- [Directive]:
Wherever the word "name" shows up in a line, please copy that line.

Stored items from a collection
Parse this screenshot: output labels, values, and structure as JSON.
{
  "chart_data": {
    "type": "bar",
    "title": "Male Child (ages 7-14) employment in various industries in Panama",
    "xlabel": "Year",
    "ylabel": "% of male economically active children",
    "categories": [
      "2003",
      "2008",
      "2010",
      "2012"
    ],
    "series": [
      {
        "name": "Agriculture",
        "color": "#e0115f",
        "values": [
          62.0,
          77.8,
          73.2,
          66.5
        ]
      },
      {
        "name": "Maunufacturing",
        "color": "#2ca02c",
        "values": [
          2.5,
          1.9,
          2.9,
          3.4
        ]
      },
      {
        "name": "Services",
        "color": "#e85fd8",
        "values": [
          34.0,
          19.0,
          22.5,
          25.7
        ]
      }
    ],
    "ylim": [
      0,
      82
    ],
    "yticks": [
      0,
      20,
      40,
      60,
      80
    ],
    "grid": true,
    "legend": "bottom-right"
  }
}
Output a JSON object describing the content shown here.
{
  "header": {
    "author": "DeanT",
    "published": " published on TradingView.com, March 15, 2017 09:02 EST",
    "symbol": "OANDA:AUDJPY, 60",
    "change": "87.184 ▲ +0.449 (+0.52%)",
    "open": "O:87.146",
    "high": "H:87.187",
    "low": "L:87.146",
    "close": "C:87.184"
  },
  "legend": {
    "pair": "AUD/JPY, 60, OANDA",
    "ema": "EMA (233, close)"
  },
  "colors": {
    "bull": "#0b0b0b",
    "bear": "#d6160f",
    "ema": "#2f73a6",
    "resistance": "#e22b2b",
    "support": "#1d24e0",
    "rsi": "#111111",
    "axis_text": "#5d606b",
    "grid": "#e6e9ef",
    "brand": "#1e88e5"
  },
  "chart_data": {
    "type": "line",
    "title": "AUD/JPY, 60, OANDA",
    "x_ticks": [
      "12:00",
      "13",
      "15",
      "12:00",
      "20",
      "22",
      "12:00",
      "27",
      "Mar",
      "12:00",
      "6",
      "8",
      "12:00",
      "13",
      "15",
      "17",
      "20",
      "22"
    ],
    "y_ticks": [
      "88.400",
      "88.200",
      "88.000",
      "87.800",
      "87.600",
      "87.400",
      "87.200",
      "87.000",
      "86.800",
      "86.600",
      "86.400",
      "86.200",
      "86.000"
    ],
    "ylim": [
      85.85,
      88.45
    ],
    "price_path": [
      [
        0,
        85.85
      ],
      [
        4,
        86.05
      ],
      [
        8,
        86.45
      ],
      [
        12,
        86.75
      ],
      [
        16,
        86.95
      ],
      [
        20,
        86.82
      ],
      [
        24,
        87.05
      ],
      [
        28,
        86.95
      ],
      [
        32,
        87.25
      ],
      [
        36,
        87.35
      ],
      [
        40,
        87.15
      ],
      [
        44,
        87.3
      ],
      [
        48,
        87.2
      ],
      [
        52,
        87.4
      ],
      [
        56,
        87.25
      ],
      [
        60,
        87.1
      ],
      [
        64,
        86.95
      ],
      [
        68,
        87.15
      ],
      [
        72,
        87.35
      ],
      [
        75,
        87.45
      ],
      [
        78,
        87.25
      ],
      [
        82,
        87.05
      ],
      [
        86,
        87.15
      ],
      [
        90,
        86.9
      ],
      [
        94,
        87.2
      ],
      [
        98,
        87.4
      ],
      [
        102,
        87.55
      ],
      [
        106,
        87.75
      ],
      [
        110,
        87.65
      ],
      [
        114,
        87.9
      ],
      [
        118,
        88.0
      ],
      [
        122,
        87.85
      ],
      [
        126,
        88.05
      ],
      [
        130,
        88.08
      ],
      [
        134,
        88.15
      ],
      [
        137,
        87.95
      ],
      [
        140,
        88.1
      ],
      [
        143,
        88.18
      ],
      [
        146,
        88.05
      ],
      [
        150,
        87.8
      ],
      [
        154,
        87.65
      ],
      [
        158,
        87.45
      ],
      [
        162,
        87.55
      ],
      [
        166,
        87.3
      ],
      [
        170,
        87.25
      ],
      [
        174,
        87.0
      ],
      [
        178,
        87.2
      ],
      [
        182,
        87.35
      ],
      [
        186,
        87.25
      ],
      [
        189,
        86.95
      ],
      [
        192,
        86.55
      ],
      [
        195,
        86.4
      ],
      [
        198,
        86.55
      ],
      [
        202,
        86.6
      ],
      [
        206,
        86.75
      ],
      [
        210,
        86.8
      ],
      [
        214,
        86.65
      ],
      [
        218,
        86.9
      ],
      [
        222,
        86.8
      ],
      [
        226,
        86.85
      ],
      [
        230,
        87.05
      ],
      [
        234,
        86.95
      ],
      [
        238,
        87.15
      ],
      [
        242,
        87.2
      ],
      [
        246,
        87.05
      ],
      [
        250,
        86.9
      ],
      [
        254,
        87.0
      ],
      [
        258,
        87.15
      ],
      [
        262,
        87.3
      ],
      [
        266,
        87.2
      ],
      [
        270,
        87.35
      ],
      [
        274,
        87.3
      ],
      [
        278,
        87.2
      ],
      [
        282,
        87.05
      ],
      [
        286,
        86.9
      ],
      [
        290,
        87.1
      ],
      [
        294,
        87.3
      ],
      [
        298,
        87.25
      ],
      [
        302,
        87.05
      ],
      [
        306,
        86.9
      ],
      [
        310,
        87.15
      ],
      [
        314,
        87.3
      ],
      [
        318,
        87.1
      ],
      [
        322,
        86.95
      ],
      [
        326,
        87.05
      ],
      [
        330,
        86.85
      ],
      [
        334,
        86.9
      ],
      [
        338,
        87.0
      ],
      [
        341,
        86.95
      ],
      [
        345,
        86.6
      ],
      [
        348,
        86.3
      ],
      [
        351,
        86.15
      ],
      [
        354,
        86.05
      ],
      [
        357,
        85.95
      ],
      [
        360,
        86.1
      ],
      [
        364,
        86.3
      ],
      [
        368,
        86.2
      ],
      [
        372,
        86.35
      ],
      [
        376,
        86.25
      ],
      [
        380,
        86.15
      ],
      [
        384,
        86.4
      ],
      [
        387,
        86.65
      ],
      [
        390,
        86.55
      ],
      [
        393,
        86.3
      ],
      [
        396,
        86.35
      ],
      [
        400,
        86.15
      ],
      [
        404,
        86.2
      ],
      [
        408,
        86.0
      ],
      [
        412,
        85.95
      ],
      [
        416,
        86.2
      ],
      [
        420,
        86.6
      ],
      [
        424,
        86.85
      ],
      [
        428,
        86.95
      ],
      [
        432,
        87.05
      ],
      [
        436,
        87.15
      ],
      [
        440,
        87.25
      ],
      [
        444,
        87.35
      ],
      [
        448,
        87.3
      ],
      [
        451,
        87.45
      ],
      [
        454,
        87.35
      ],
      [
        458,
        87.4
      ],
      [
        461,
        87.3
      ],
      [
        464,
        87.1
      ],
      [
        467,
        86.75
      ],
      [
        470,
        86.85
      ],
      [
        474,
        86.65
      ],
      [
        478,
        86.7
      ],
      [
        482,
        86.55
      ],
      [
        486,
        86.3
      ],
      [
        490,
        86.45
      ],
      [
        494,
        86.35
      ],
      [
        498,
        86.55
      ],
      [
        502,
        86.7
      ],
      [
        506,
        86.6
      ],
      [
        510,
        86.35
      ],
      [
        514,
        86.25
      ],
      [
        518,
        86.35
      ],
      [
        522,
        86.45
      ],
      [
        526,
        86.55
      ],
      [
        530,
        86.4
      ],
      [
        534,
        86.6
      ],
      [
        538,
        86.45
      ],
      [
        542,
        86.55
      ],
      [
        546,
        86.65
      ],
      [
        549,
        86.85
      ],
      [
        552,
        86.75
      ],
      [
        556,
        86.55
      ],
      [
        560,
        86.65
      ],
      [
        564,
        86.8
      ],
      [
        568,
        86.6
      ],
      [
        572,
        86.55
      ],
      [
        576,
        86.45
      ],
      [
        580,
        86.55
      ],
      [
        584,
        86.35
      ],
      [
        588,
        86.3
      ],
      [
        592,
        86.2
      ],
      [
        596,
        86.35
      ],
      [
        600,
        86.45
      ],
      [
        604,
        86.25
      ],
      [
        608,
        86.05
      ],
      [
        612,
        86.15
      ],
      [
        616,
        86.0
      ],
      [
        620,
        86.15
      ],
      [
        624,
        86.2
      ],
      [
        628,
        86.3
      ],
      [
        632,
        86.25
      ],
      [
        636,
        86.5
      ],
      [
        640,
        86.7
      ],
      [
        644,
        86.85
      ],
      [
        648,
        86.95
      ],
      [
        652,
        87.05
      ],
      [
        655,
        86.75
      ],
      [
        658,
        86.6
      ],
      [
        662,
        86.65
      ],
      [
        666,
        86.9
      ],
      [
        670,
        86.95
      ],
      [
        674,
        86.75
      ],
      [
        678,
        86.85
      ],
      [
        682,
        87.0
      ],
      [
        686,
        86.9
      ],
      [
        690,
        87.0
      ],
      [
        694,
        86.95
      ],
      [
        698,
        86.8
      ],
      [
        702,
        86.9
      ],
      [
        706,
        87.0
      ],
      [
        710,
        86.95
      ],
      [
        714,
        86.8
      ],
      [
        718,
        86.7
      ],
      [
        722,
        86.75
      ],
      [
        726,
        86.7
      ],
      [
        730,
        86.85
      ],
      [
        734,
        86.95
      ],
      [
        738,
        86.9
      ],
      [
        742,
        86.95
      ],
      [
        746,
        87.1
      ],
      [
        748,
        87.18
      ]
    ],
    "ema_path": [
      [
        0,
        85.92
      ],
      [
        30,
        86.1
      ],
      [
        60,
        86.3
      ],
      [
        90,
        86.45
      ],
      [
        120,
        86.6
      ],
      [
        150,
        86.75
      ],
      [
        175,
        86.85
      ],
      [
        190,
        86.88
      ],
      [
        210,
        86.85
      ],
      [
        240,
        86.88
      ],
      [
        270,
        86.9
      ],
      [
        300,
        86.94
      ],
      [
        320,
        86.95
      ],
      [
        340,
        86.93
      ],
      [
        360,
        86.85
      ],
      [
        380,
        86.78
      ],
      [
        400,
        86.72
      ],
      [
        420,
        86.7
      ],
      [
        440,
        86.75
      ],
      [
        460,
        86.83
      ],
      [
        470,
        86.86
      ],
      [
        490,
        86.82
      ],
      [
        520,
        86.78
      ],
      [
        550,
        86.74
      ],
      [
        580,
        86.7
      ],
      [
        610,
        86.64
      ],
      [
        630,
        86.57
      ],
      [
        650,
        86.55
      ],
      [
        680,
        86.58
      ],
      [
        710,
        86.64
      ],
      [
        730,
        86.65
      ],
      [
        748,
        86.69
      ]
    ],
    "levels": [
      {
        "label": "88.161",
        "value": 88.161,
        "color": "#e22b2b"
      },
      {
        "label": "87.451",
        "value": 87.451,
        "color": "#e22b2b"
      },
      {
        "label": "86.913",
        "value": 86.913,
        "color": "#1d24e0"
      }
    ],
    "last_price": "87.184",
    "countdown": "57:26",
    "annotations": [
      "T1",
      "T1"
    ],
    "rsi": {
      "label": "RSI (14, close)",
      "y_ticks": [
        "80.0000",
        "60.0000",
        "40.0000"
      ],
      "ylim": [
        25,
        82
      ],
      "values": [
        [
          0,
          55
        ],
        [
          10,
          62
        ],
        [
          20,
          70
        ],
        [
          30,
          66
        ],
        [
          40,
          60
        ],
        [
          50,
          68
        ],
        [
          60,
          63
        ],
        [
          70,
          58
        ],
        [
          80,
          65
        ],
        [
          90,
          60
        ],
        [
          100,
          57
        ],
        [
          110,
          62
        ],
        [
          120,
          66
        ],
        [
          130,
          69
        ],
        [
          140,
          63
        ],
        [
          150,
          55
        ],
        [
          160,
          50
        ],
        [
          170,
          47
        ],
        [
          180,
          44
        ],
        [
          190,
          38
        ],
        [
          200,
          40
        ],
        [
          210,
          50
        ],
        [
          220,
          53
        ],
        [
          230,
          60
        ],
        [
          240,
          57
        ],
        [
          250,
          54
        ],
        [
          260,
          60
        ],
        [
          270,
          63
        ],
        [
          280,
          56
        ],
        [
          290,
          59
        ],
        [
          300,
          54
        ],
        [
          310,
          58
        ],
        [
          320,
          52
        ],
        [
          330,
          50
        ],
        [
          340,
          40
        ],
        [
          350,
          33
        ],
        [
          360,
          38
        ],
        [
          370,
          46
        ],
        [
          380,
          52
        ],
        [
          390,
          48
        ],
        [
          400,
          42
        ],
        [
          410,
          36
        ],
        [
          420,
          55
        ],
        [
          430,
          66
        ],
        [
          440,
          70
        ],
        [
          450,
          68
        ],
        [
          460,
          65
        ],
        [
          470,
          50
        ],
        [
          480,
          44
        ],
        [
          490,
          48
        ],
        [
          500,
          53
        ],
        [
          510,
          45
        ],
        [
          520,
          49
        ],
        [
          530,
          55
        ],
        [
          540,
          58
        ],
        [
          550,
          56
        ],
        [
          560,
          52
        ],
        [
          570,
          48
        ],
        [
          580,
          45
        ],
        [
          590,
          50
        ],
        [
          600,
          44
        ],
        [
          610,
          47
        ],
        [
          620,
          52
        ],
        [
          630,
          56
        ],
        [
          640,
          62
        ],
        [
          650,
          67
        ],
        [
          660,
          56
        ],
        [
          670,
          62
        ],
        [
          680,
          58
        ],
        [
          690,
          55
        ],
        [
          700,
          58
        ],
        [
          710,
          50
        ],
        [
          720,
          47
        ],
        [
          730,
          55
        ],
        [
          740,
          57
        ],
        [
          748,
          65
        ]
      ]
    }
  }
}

- [Response below]:
        "name": "Agriculture",
        "name": "Maunufacturing",
        "name": "Services",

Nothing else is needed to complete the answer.